(Dataset entries)

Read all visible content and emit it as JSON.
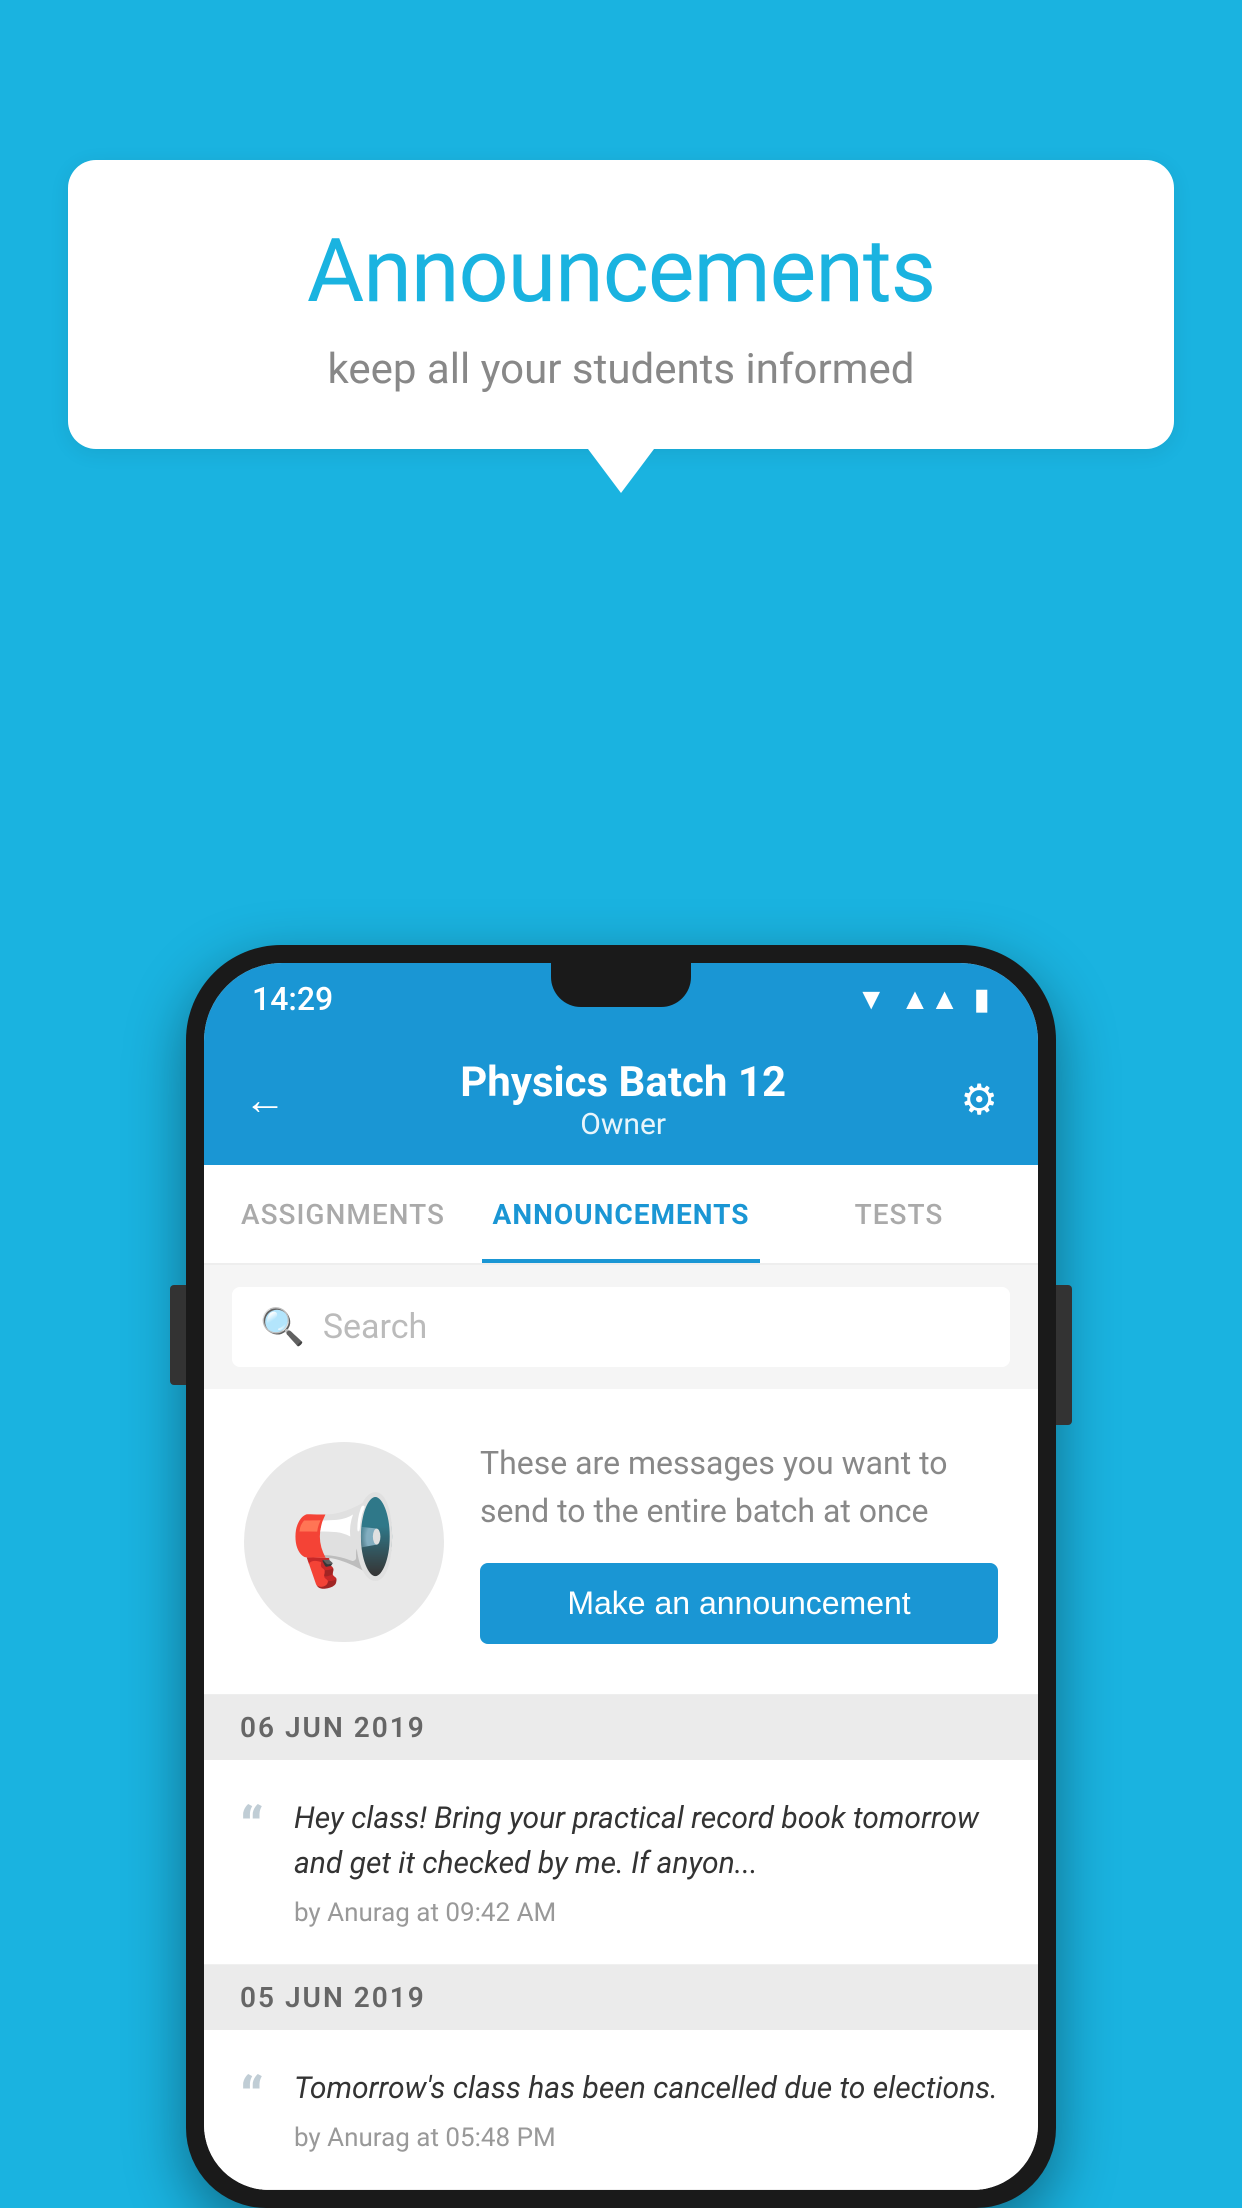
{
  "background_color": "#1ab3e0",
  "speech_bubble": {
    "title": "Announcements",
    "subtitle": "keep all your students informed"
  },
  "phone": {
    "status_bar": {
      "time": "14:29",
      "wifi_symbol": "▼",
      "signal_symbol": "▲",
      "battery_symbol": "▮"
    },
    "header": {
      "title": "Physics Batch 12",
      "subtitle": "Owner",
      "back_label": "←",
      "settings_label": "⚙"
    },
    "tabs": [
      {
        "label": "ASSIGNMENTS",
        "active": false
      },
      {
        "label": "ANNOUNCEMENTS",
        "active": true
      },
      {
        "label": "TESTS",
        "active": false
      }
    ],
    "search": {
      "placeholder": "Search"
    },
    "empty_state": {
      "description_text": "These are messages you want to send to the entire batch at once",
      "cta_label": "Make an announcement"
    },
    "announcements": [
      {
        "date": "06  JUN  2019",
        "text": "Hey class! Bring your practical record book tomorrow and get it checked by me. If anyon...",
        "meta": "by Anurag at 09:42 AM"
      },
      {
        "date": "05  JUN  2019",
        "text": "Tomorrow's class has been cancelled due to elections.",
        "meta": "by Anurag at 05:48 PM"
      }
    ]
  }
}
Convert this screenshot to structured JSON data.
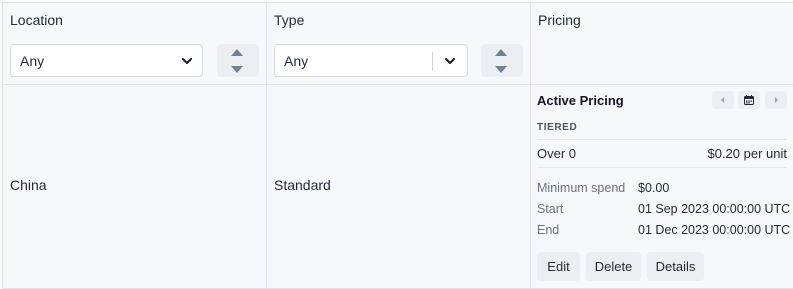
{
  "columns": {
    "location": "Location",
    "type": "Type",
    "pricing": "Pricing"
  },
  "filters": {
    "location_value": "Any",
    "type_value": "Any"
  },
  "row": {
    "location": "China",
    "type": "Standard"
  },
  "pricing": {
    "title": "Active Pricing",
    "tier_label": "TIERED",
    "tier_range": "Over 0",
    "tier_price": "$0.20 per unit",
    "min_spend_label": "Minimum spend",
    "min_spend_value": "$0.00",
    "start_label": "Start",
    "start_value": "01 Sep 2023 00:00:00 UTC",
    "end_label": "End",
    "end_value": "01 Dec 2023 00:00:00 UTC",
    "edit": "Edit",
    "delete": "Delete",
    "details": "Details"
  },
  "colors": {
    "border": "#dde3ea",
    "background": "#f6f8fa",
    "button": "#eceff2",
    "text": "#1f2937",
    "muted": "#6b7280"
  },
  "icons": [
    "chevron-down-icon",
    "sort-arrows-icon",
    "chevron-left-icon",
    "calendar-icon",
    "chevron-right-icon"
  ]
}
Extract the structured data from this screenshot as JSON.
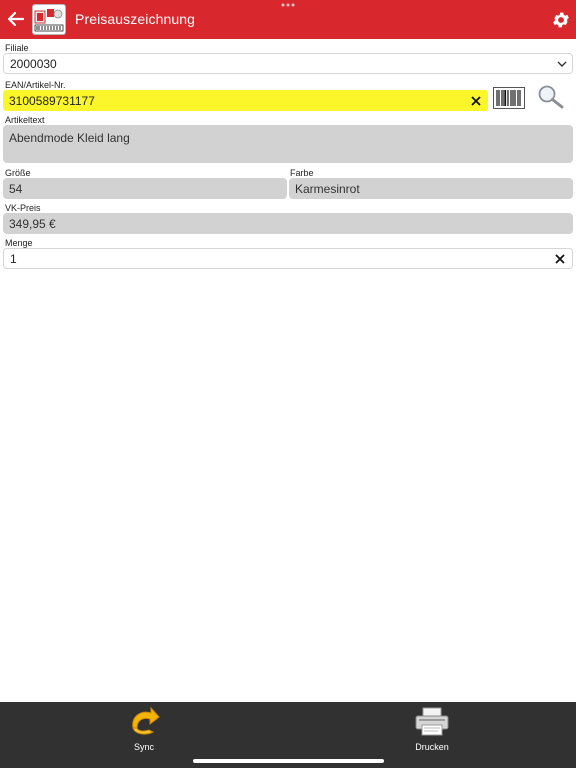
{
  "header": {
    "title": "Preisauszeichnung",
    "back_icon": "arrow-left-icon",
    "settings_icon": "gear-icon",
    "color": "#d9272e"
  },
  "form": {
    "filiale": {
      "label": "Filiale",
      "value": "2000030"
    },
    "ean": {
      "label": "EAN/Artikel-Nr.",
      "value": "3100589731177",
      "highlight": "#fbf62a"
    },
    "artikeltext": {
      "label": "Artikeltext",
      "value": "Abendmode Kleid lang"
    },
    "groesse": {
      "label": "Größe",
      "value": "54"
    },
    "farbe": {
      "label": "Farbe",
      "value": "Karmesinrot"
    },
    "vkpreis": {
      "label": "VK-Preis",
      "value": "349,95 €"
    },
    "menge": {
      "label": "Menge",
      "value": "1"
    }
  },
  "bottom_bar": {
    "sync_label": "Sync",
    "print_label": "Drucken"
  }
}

EXERCISE OBJECTIVE: Only a number is wanted: how many lines above include "this"?

CORRECT RESULT: 2